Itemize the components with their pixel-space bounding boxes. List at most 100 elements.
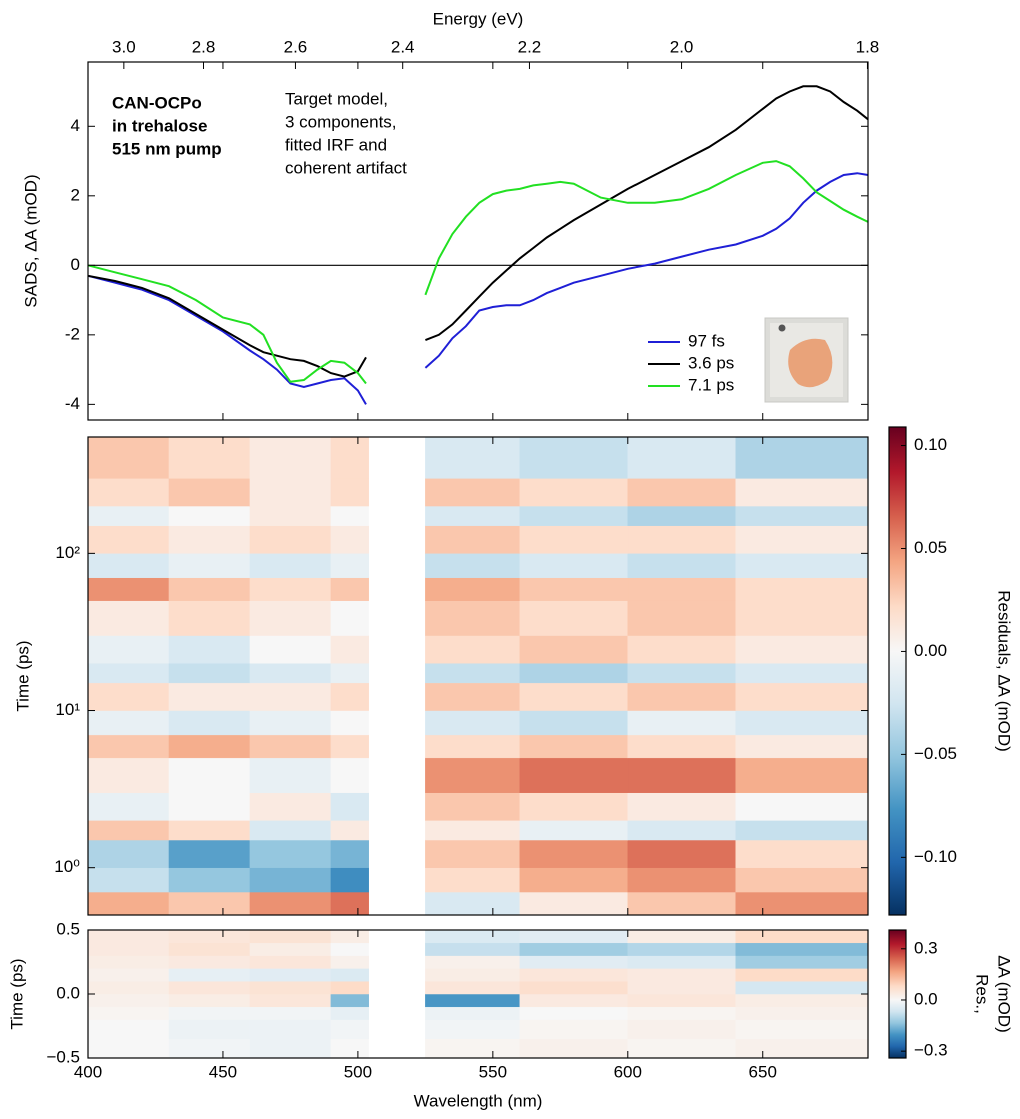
sample-photo (764, 317, 849, 403)
heatmap-cell (425, 682, 521, 711)
heatmap-cell (425, 993, 521, 1008)
heatmap-cell (735, 734, 869, 759)
heatmap-cell (87, 993, 170, 1008)
heatmap-cell (249, 478, 332, 507)
x2-tick-label: 2.4 (391, 37, 415, 56)
heatmap-cell (519, 792, 629, 821)
heatmap-cell (249, 929, 332, 944)
heatmap-cell (249, 682, 332, 711)
heatmap-cell (519, 635, 629, 664)
heatmap-cell (735, 662, 869, 684)
colorbar-tick-label: −0.3 (914, 1041, 948, 1060)
heatmap-cell (519, 1019, 629, 1040)
heatmap-cell (87, 891, 170, 916)
heatmap-cell (519, 553, 629, 578)
heatmap-cell (627, 436, 737, 479)
heatmap-cell (249, 436, 332, 479)
heatmap-cell (168, 757, 251, 793)
colorbar-label: ΔA (mOD) (995, 955, 1014, 1032)
heatmap-cell (425, 600, 521, 636)
heatmap-cell (330, 734, 369, 759)
heatmap-cell (425, 1019, 521, 1040)
heatmap-cell (330, 993, 369, 1008)
heatmap-cell (425, 820, 521, 841)
heatmap-cell (425, 980, 521, 995)
heatmap-cell (627, 525, 737, 554)
heatmap-cell (168, 1038, 251, 1059)
heatmap-cell (627, 955, 737, 969)
heatmap-cell (168, 820, 251, 841)
heatmap-cell (519, 820, 629, 841)
heatmap-cell (735, 577, 869, 601)
heatmap-cell (168, 478, 251, 507)
heatmap-cell (330, 1038, 369, 1059)
heatmap-cell (249, 662, 332, 684)
heatmap-cell (168, 839, 251, 868)
legend-label: 97 fs (688, 331, 725, 350)
heatmap-cell (168, 505, 251, 526)
heatmap-cell (87, 968, 170, 982)
heatmap-cell (249, 1038, 332, 1059)
heatmap-cell (519, 955, 629, 969)
y-tick-label: 0 (71, 255, 80, 274)
series-line (87, 160, 869, 385)
heatmap-cell (330, 942, 369, 956)
x2-tick-label: 2.0 (670, 37, 694, 56)
heatmap-cell (627, 942, 737, 956)
x2-axis-label: Energy (eV) (433, 9, 524, 28)
heatmap-cell (168, 662, 251, 684)
heatmap-cell (735, 839, 869, 868)
heatmap-cell (627, 635, 737, 664)
heatmap-cell (735, 1006, 869, 1020)
heatmap-cell (87, 1038, 170, 1059)
heatmap-cell (168, 968, 251, 982)
colorbar-tick-label: 0.05 (914, 538, 947, 557)
x-tick-label: 550 (479, 1062, 507, 1081)
x-axis-label: Wavelength (nm) (414, 1091, 543, 1110)
heatmap-cell (168, 955, 251, 969)
heatmap-cell (627, 478, 737, 507)
heatmap-cell (87, 525, 170, 554)
heatmap-cell (330, 600, 369, 636)
heatmap-cell (627, 553, 737, 578)
x2-tick-label: 1.8 (856, 37, 880, 56)
colorbar-frame (888, 929, 907, 1059)
heatmap-cell (519, 505, 629, 526)
heatmap-cell (87, 577, 170, 601)
heatmap-cell (735, 635, 869, 664)
heatmap-cell (627, 1038, 737, 1059)
heatmap-cell (330, 929, 369, 944)
heatmap-cell (330, 1019, 369, 1040)
heatmap-cell (330, 792, 369, 821)
heatmap-cell (519, 929, 629, 944)
heatmap-cell (330, 839, 369, 868)
colorbar-tick-label: −0.10 (914, 847, 957, 866)
heatmap-cell (87, 553, 170, 578)
series-line (87, 172, 869, 405)
x2-tick-label: 2.8 (192, 37, 216, 56)
heatmap-cell (249, 600, 332, 636)
heatmap-cell (168, 980, 251, 995)
heatmap-cell (249, 710, 332, 736)
heatmap-cell (425, 553, 521, 578)
heatmap-cell (87, 478, 170, 507)
heatmap-cell (330, 820, 369, 841)
heatmap-cell (425, 867, 521, 893)
y-tick-label: 0.0 (56, 983, 80, 1002)
heatmap-cell (425, 635, 521, 664)
heatmap-cell (87, 635, 170, 664)
colorbar-label: Residuals, ΔA (mOD) (995, 590, 1014, 752)
colorbar-tick-label: 0.0 (914, 989, 938, 1008)
heatmap-cell (330, 505, 369, 526)
heatmap-cell (519, 993, 629, 1008)
heatmap-cell (519, 682, 629, 711)
colorbar-frame (888, 426, 907, 916)
heatmap-cell (168, 600, 251, 636)
heatmap-cell (330, 577, 369, 601)
heatmap-cell (87, 839, 170, 868)
heatmap-cell (735, 955, 869, 969)
heatmap-cell (627, 1019, 737, 1040)
heatmap-cell (330, 891, 369, 916)
heatmap-cell (627, 980, 737, 995)
heatmap-cell (735, 820, 869, 841)
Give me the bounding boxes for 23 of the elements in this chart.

Problem requirements: Copy out every line above word for word, leaving out the picture.

Full answer:
Itemize the components with their pixel-space bounding boxes. List at most 100 elements.
sample-photo (764, 317, 849, 403)
heatmap-cell (425, 682, 521, 711)
heatmap-cell (425, 993, 521, 1008)
heatmap-cell (735, 734, 869, 759)
heatmap-cell (87, 993, 170, 1008)
heatmap-cell (249, 478, 332, 507)
x2-tick-label: 2.4 (391, 37, 415, 56)
heatmap-cell (519, 792, 629, 821)
heatmap-cell (249, 929, 332, 944)
heatmap-cell (249, 682, 332, 711)
heatmap-cell (519, 635, 629, 664)
heatmap-cell (735, 662, 869, 684)
colorbar-tick-label: −0.3 (914, 1041, 948, 1060)
heatmap-cell (519, 1019, 629, 1040)
heatmap-cell (87, 891, 170, 916)
heatmap-cell (519, 553, 629, 578)
heatmap-cell (627, 436, 737, 479)
heatmap-cell (249, 436, 332, 479)
heatmap-cell (168, 757, 251, 793)
colorbar-label: ΔA (mOD) (995, 955, 1014, 1032)
heatmap-cell (425, 600, 521, 636)
heatmap-cell (330, 734, 369, 759)
heatmap-cell (425, 1019, 521, 1040)
heatmap-cell (330, 993, 369, 1008)
heatmap-cell (425, 820, 521, 841)
heatmap-cell (425, 980, 521, 995)
heatmap-cell (627, 525, 737, 554)
heatmap-cell (168, 1038, 251, 1059)
heatmap-cell (627, 955, 737, 969)
heatmap-cell (168, 820, 251, 841)
heatmap-cell (519, 820, 629, 841)
heatmap-cell (735, 577, 869, 601)
heatmap-cell (168, 478, 251, 507)
heatmap-cell (330, 1038, 369, 1059)
heatmap-cell (249, 662, 332, 684)
heatmap-cell (168, 839, 251, 868)
legend-label: 97 fs (688, 331, 725, 350)
heatmap-cell (168, 505, 251, 526)
heatmap-cell (87, 968, 170, 982)
heatmap-cell (249, 1038, 332, 1059)
heatmap-cell (519, 955, 629, 969)
y-tick-label: 0 (71, 255, 80, 274)
series-line (87, 160, 869, 385)
heatmap-cell (330, 942, 369, 956)
x2-tick-label: 2.0 (670, 37, 694, 56)
heatmap-cell (627, 942, 737, 956)
x2-axis-label: Energy (eV) (433, 9, 524, 28)
heatmap-cell (168, 662, 251, 684)
heatmap-cell (735, 839, 869, 868)
heatmap-cell (627, 635, 737, 664)
heatmap-cell (735, 1006, 869, 1020)
heatmap-cell (87, 1038, 170, 1059)
heatmap-cell (168, 968, 251, 982)
colorbar-tick-label: 0.05 (914, 538, 947, 557)
x-tick-label: 550 (479, 1062, 507, 1081)
x-axis-label: Wavelength (nm) (414, 1091, 543, 1110)
heatmap-cell (168, 955, 251, 969)
heatmap-cell (627, 478, 737, 507)
heatmap-cell (87, 525, 170, 554)
heatmap-cell (330, 600, 369, 636)
heatmap-cell (627, 553, 737, 578)
x2-tick-label: 1.8 (856, 37, 880, 56)
colorbar-frame (888, 929, 907, 1059)
heatmap-cell (519, 505, 629, 526)
heatmap-cell (87, 577, 170, 601)
heatmap-cell (735, 635, 869, 664)
heatmap-cell (627, 1038, 737, 1059)
heatmap-cell (330, 929, 369, 944)
heatmap-cell (330, 1019, 369, 1040)
heatmap-cell (330, 792, 369, 821)
heatmap-cell (519, 929, 629, 944)
heatmap-cell (330, 839, 369, 868)
colorbar-tick-label: −0.10 (914, 847, 957, 866)
heatmap-cell (87, 553, 170, 578)
series-line (87, 172, 869, 405)
x2-tick-label: 2.8 (192, 37, 216, 56)
heatmap-cell (249, 600, 332, 636)
heatmap-cell (168, 980, 251, 995)
heatmap-cell (249, 710, 332, 736)
heatmap-cell (425, 553, 521, 578)
heatmap-cell (87, 478, 170, 507)
heatmap-cell (330, 820, 369, 841)
heatmap-cell (425, 867, 521, 893)
y-tick-label: 0.0 (56, 983, 80, 1002)
heatmap-cell (425, 635, 521, 664)
heatmap-cell (87, 635, 170, 664)
colorbar-label: Residuals, ΔA (mOD) (995, 590, 1014, 752)
colorbar-tick-label: 0.0 (914, 989, 938, 1008)
heatmap-cell (330, 505, 369, 526)
heatmap-cell (519, 993, 629, 1008)
heatmap-cell (519, 682, 629, 711)
colorbar-frame (888, 426, 907, 916)
heatmap-cell (168, 600, 251, 636)
heatmap-cell (330, 577, 369, 601)
heatmap-cell (87, 839, 170, 868)
heatmap-cell (735, 955, 869, 969)
heatmap-cell (627, 1019, 737, 1040)
heatmap-cell (330, 891, 369, 916)
heatmap-cell (627, 980, 737, 995)
heatmap-cell (735, 820, 869, 841)
Give me the bounding boxes for 23 of the elements in this chart.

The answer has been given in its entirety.